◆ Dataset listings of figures
===

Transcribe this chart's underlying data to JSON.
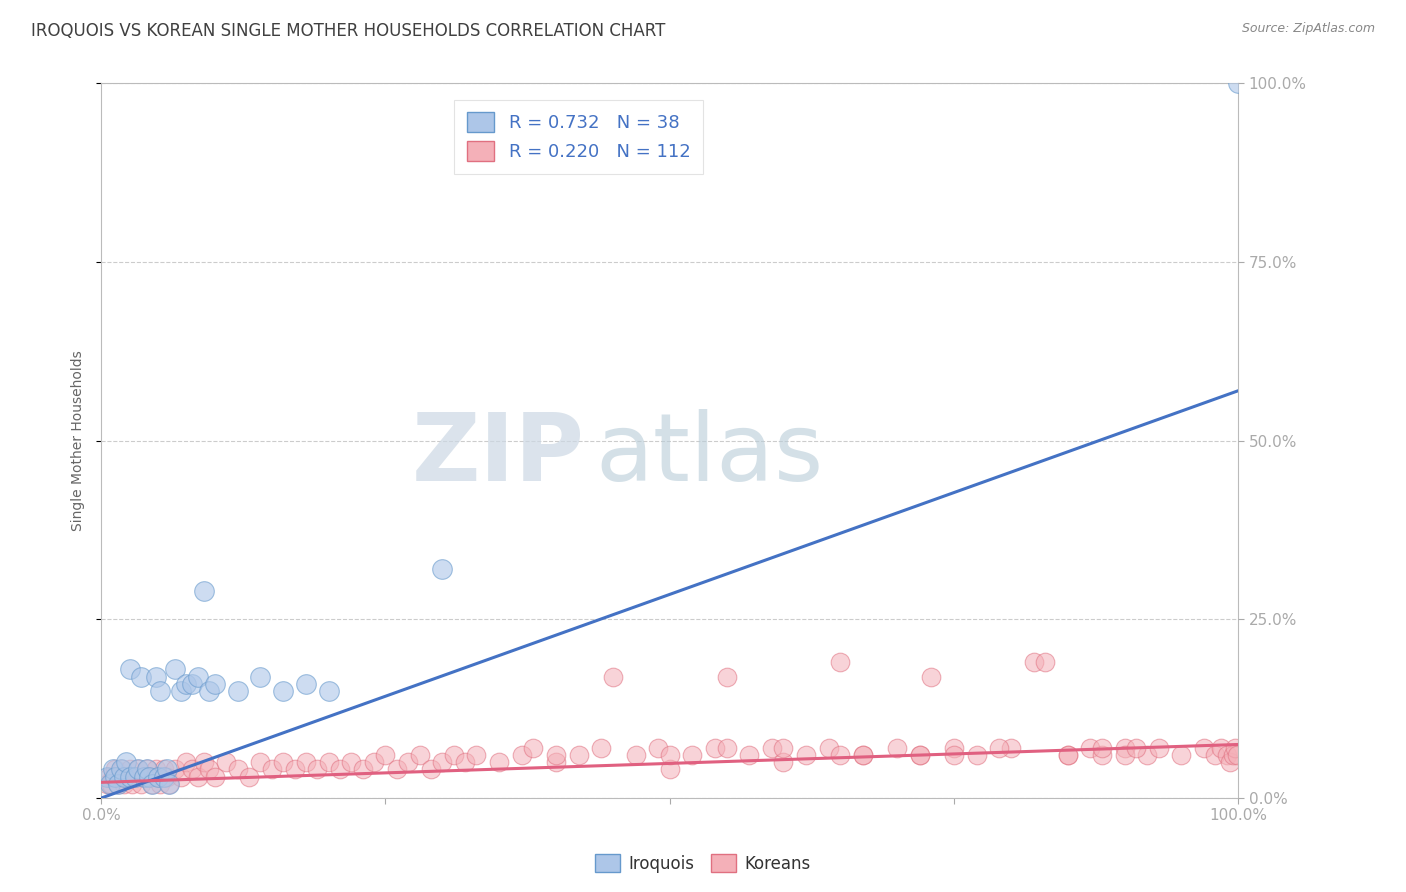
{
  "title": "IROQUOIS VS KOREAN SINGLE MOTHER HOUSEHOLDS CORRELATION CHART",
  "source": "Source: ZipAtlas.com",
  "ylabel": "Single Mother Households",
  "xlim": [
    0.0,
    1.0
  ],
  "ylim": [
    0.0,
    1.0
  ],
  "xticks": [
    0.0,
    0.25,
    0.5,
    0.75,
    1.0
  ],
  "xtick_labels": [
    "0.0%",
    "",
    "",
    "",
    "100.0%"
  ],
  "yticks": [
    0.0,
    0.25,
    0.5,
    0.75,
    1.0
  ],
  "ytick_labels": [
    "0.0%",
    "25.0%",
    "50.0%",
    "75.0%",
    "100.0%"
  ],
  "iroquois_R": 0.732,
  "iroquois_N": 38,
  "korean_R": 0.22,
  "korean_N": 112,
  "iroquois_patch_color": "#adc6e8",
  "korean_patch_color": "#f4aaб4",
  "iroquois_line_color": "#4472c4",
  "korean_line_color": "#e06080",
  "iroquois_scatter_face": "#adc6e8",
  "iroquois_scatter_edge": "#6699cc",
  "korean_scatter_face": "#f4b0b8",
  "korean_scatter_edge": "#e07080",
  "watermark_zip_color": "#d0dce8",
  "watermark_atlas_color": "#b8ccdc",
  "background_color": "#ffffff",
  "grid_color": "#cccccc",
  "title_color": "#404040",
  "axis_label_color": "#4472c4",
  "iroquois_line_x0": 0.0,
  "iroquois_line_y0": 0.0,
  "iroquois_line_x1": 1.0,
  "iroquois_line_y1": 0.57,
  "korean_line_x0": 0.0,
  "korean_line_y0": 0.022,
  "korean_line_x1": 1.0,
  "korean_line_y1": 0.075,
  "iroquois_points_x": [
    0.005,
    0.008,
    0.01,
    0.012,
    0.015,
    0.017,
    0.02,
    0.022,
    0.025,
    0.025,
    0.03,
    0.032,
    0.035,
    0.038,
    0.04,
    0.042,
    0.045,
    0.048,
    0.05,
    0.052,
    0.055,
    0.058,
    0.06,
    0.065,
    0.07,
    0.075,
    0.08,
    0.085,
    0.09,
    0.095,
    0.1,
    0.12,
    0.14,
    0.16,
    0.18,
    0.2,
    0.3,
    1.0
  ],
  "iroquois_points_y": [
    0.03,
    0.02,
    0.04,
    0.03,
    0.02,
    0.04,
    0.03,
    0.05,
    0.03,
    0.18,
    0.03,
    0.04,
    0.17,
    0.03,
    0.04,
    0.03,
    0.02,
    0.17,
    0.03,
    0.15,
    0.03,
    0.04,
    0.02,
    0.18,
    0.15,
    0.16,
    0.16,
    0.17,
    0.29,
    0.15,
    0.16,
    0.15,
    0.17,
    0.15,
    0.16,
    0.15,
    0.32,
    1.0
  ],
  "korean_points_x": [
    0.005,
    0.007,
    0.009,
    0.01,
    0.012,
    0.015,
    0.017,
    0.018,
    0.02,
    0.022,
    0.025,
    0.027,
    0.03,
    0.032,
    0.035,
    0.038,
    0.04,
    0.042,
    0.045,
    0.048,
    0.05,
    0.052,
    0.055,
    0.058,
    0.06,
    0.065,
    0.07,
    0.075,
    0.08,
    0.085,
    0.09,
    0.095,
    0.1,
    0.11,
    0.12,
    0.13,
    0.14,
    0.15,
    0.16,
    0.17,
    0.18,
    0.19,
    0.2,
    0.21,
    0.22,
    0.23,
    0.24,
    0.25,
    0.26,
    0.27,
    0.28,
    0.29,
    0.3,
    0.31,
    0.32,
    0.33,
    0.35,
    0.37,
    0.38,
    0.4,
    0.42,
    0.44,
    0.45,
    0.47,
    0.49,
    0.5,
    0.52,
    0.54,
    0.55,
    0.57,
    0.59,
    0.6,
    0.62,
    0.64,
    0.65,
    0.67,
    0.7,
    0.72,
    0.75,
    0.77,
    0.8,
    0.82,
    0.85,
    0.87,
    0.88,
    0.9,
    0.92,
    0.93,
    0.95,
    0.97,
    0.98,
    0.985,
    0.99,
    0.993,
    0.995,
    0.997,
    0.999,
    0.5,
    0.65,
    0.72,
    0.4,
    0.55,
    0.75,
    0.83,
    0.88,
    0.9,
    0.6,
    0.67,
    0.73,
    0.79,
    0.85,
    0.91
  ],
  "korean_points_y": [
    0.02,
    0.03,
    0.02,
    0.03,
    0.04,
    0.02,
    0.03,
    0.04,
    0.02,
    0.03,
    0.04,
    0.02,
    0.03,
    0.04,
    0.02,
    0.03,
    0.04,
    0.03,
    0.02,
    0.04,
    0.03,
    0.02,
    0.04,
    0.03,
    0.02,
    0.04,
    0.03,
    0.05,
    0.04,
    0.03,
    0.05,
    0.04,
    0.03,
    0.05,
    0.04,
    0.03,
    0.05,
    0.04,
    0.05,
    0.04,
    0.05,
    0.04,
    0.05,
    0.04,
    0.05,
    0.04,
    0.05,
    0.06,
    0.04,
    0.05,
    0.06,
    0.04,
    0.05,
    0.06,
    0.05,
    0.06,
    0.05,
    0.06,
    0.07,
    0.05,
    0.06,
    0.07,
    0.17,
    0.06,
    0.07,
    0.04,
    0.06,
    0.07,
    0.17,
    0.06,
    0.07,
    0.05,
    0.06,
    0.07,
    0.19,
    0.06,
    0.07,
    0.06,
    0.07,
    0.06,
    0.07,
    0.19,
    0.06,
    0.07,
    0.06,
    0.07,
    0.06,
    0.07,
    0.06,
    0.07,
    0.06,
    0.07,
    0.06,
    0.05,
    0.06,
    0.07,
    0.06,
    0.06,
    0.06,
    0.06,
    0.06,
    0.07,
    0.06,
    0.19,
    0.07,
    0.06,
    0.07,
    0.06,
    0.17,
    0.07,
    0.06,
    0.07
  ]
}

===

◆ The request
The data should be printed again unchanged; leave its pictures out.

◆ Correct output
Transcribe this chart's underlying data to JSON.
{
  "title": "IROQUOIS VS KOREAN SINGLE MOTHER HOUSEHOLDS CORRELATION CHART",
  "source": "Source: ZipAtlas.com",
  "ylabel": "Single Mother Households",
  "xlim": [
    0.0,
    1.0
  ],
  "ylim": [
    0.0,
    1.0
  ],
  "xticks": [
    0.0,
    0.25,
    0.5,
    0.75,
    1.0
  ],
  "xtick_labels": [
    "0.0%",
    "",
    "",
    "",
    "100.0%"
  ],
  "yticks": [
    0.0,
    0.25,
    0.5,
    0.75,
    1.0
  ],
  "ytick_labels": [
    "0.0%",
    "25.0%",
    "50.0%",
    "75.0%",
    "100.0%"
  ],
  "iroquois_R": 0.732,
  "iroquois_N": 38,
  "korean_R": 0.22,
  "korean_N": 112,
  "iroquois_patch_color": "#adc6e8",
  "korean_patch_color": "#f4aaб4",
  "iroquois_line_color": "#4472c4",
  "korean_line_color": "#e06080",
  "iroquois_scatter_face": "#adc6e8",
  "iroquois_scatter_edge": "#6699cc",
  "korean_scatter_face": "#f4b0b8",
  "korean_scatter_edge": "#e07080",
  "watermark_zip_color": "#d0dce8",
  "watermark_atlas_color": "#b8ccdc",
  "background_color": "#ffffff",
  "grid_color": "#cccccc",
  "title_color": "#404040",
  "axis_label_color": "#4472c4",
  "iroquois_line_x0": 0.0,
  "iroquois_line_y0": 0.0,
  "iroquois_line_x1": 1.0,
  "iroquois_line_y1": 0.57,
  "korean_line_x0": 0.0,
  "korean_line_y0": 0.022,
  "korean_line_x1": 1.0,
  "korean_line_y1": 0.075,
  "iroquois_points_x": [
    0.005,
    0.008,
    0.01,
    0.012,
    0.015,
    0.017,
    0.02,
    0.022,
    0.025,
    0.025,
    0.03,
    0.032,
    0.035,
    0.038,
    0.04,
    0.042,
    0.045,
    0.048,
    0.05,
    0.052,
    0.055,
    0.058,
    0.06,
    0.065,
    0.07,
    0.075,
    0.08,
    0.085,
    0.09,
    0.095,
    0.1,
    0.12,
    0.14,
    0.16,
    0.18,
    0.2,
    0.3,
    1.0
  ],
  "iroquois_points_y": [
    0.03,
    0.02,
    0.04,
    0.03,
    0.02,
    0.04,
    0.03,
    0.05,
    0.03,
    0.18,
    0.03,
    0.04,
    0.17,
    0.03,
    0.04,
    0.03,
    0.02,
    0.17,
    0.03,
    0.15,
    0.03,
    0.04,
    0.02,
    0.18,
    0.15,
    0.16,
    0.16,
    0.17,
    0.29,
    0.15,
    0.16,
    0.15,
    0.17,
    0.15,
    0.16,
    0.15,
    0.32,
    1.0
  ],
  "korean_points_x": [
    0.005,
    0.007,
    0.009,
    0.01,
    0.012,
    0.015,
    0.017,
    0.018,
    0.02,
    0.022,
    0.025,
    0.027,
    0.03,
    0.032,
    0.035,
    0.038,
    0.04,
    0.042,
    0.045,
    0.048,
    0.05,
    0.052,
    0.055,
    0.058,
    0.06,
    0.065,
    0.07,
    0.075,
    0.08,
    0.085,
    0.09,
    0.095,
    0.1,
    0.11,
    0.12,
    0.13,
    0.14,
    0.15,
    0.16,
    0.17,
    0.18,
    0.19,
    0.2,
    0.21,
    0.22,
    0.23,
    0.24,
    0.25,
    0.26,
    0.27,
    0.28,
    0.29,
    0.3,
    0.31,
    0.32,
    0.33,
    0.35,
    0.37,
    0.38,
    0.4,
    0.42,
    0.44,
    0.45,
    0.47,
    0.49,
    0.5,
    0.52,
    0.54,
    0.55,
    0.57,
    0.59,
    0.6,
    0.62,
    0.64,
    0.65,
    0.67,
    0.7,
    0.72,
    0.75,
    0.77,
    0.8,
    0.82,
    0.85,
    0.87,
    0.88,
    0.9,
    0.92,
    0.93,
    0.95,
    0.97,
    0.98,
    0.985,
    0.99,
    0.993,
    0.995,
    0.997,
    0.999,
    0.5,
    0.65,
    0.72,
    0.4,
    0.55,
    0.75,
    0.83,
    0.88,
    0.9,
    0.6,
    0.67,
    0.73,
    0.79,
    0.85,
    0.91
  ],
  "korean_points_y": [
    0.02,
    0.03,
    0.02,
    0.03,
    0.04,
    0.02,
    0.03,
    0.04,
    0.02,
    0.03,
    0.04,
    0.02,
    0.03,
    0.04,
    0.02,
    0.03,
    0.04,
    0.03,
    0.02,
    0.04,
    0.03,
    0.02,
    0.04,
    0.03,
    0.02,
    0.04,
    0.03,
    0.05,
    0.04,
    0.03,
    0.05,
    0.04,
    0.03,
    0.05,
    0.04,
    0.03,
    0.05,
    0.04,
    0.05,
    0.04,
    0.05,
    0.04,
    0.05,
    0.04,
    0.05,
    0.04,
    0.05,
    0.06,
    0.04,
    0.05,
    0.06,
    0.04,
    0.05,
    0.06,
    0.05,
    0.06,
    0.05,
    0.06,
    0.07,
    0.05,
    0.06,
    0.07,
    0.17,
    0.06,
    0.07,
    0.04,
    0.06,
    0.07,
    0.17,
    0.06,
    0.07,
    0.05,
    0.06,
    0.07,
    0.19,
    0.06,
    0.07,
    0.06,
    0.07,
    0.06,
    0.07,
    0.19,
    0.06,
    0.07,
    0.06,
    0.07,
    0.06,
    0.07,
    0.06,
    0.07,
    0.06,
    0.07,
    0.06,
    0.05,
    0.06,
    0.07,
    0.06,
    0.06,
    0.06,
    0.06,
    0.06,
    0.07,
    0.06,
    0.19,
    0.07,
    0.06,
    0.07,
    0.06,
    0.17,
    0.07,
    0.06,
    0.07
  ]
}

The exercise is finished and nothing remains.